### INSTRUCTIONS TO FOLLOW
Word for word, print each line of the listing below; pictures stay out.

[Records contained in a dataset]

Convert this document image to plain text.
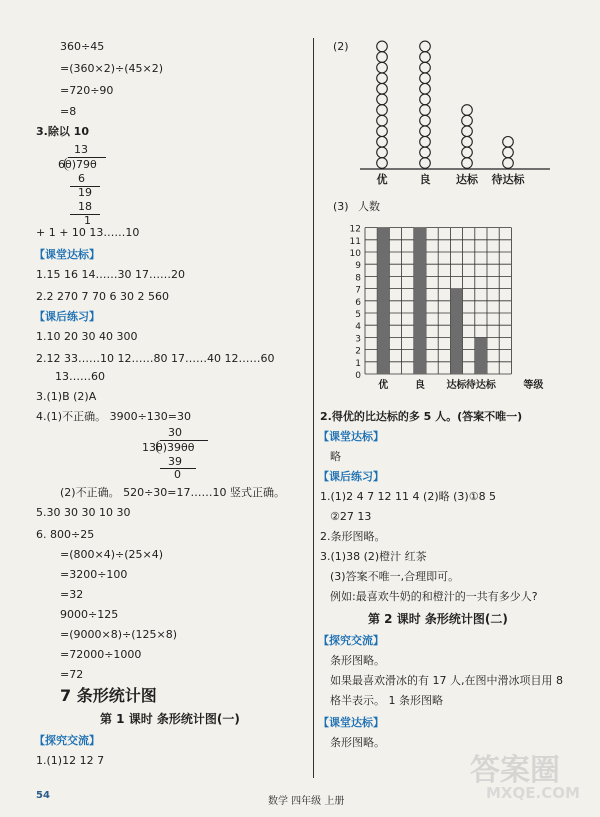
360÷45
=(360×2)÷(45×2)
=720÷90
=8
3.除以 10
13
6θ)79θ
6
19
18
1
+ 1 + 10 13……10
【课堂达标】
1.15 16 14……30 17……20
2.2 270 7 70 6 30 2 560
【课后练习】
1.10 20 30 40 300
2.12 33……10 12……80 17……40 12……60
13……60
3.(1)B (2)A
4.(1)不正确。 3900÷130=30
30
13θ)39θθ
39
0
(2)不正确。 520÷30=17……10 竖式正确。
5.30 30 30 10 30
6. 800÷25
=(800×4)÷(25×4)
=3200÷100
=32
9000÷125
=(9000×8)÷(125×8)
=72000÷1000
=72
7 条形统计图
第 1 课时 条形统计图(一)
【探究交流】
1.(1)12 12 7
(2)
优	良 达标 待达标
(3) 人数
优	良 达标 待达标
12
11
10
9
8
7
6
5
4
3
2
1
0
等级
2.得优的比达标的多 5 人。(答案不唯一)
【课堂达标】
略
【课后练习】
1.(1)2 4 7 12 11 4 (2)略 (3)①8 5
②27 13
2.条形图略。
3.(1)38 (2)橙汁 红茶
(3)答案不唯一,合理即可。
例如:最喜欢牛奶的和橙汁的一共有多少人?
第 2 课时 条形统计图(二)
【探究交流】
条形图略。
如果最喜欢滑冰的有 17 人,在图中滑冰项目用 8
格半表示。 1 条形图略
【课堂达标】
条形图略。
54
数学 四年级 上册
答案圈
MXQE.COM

### TASK SOLUTION
Convert this document image to plain text.
360÷45
=(360×2)÷(45×2)
=720÷90
=8
3.除以 10
13
6θ)79θ
6
19
18
1
+ 1 + 10 13……10
【课堂达标】
1.15 16 14……30 17……20
2.2 270 7 70 6 30 2 560
【课后练习】
1.10 20 30 40 300
2.12 33……10 12……80 17……40 12……60
13……60
3.(1)B (2)A
4.(1)不正确。 3900÷130=30
30
13θ)39θθ
39
0
(2)不正确。 520÷30=17……10 竖式正确。
5.30 30 30 10 30
6. 800÷25
=(800×4)÷(25×4)
=3200÷100
=32
9000÷125
=(9000×8)÷(125×8)
=72000÷1000
=72
7 条形统计图
第 1 课时 条形统计图(一)
【探究交流】
1.(1)12 12 7
(2)
优	良 达标 待达标
(3) 人数
优	良 达标 待达标
12
11
10
9
8
7
6
5
4
3
2
1
0
等级
2.得优的比达标的多 5 人。(答案不唯一)
【课堂达标】
略
【课后练习】
1.(1)2 4 7 12 11 4 (2)略 (3)①8 5
②27 13
2.条形图略。
3.(1)38 (2)橙汁 红茶
(3)答案不唯一,合理即可。
例如:最喜欢牛奶的和橙汁的一共有多少人?
第 2 课时 条形统计图(二)
【探究交流】
条形图略。
如果最喜欢滑冰的有 17 人,在图中滑冰项目用 8
格半表示。 1 条形图略
【课堂达标】
条形图略。
54
数学 四年级 上册
答案圈
MXQE.COM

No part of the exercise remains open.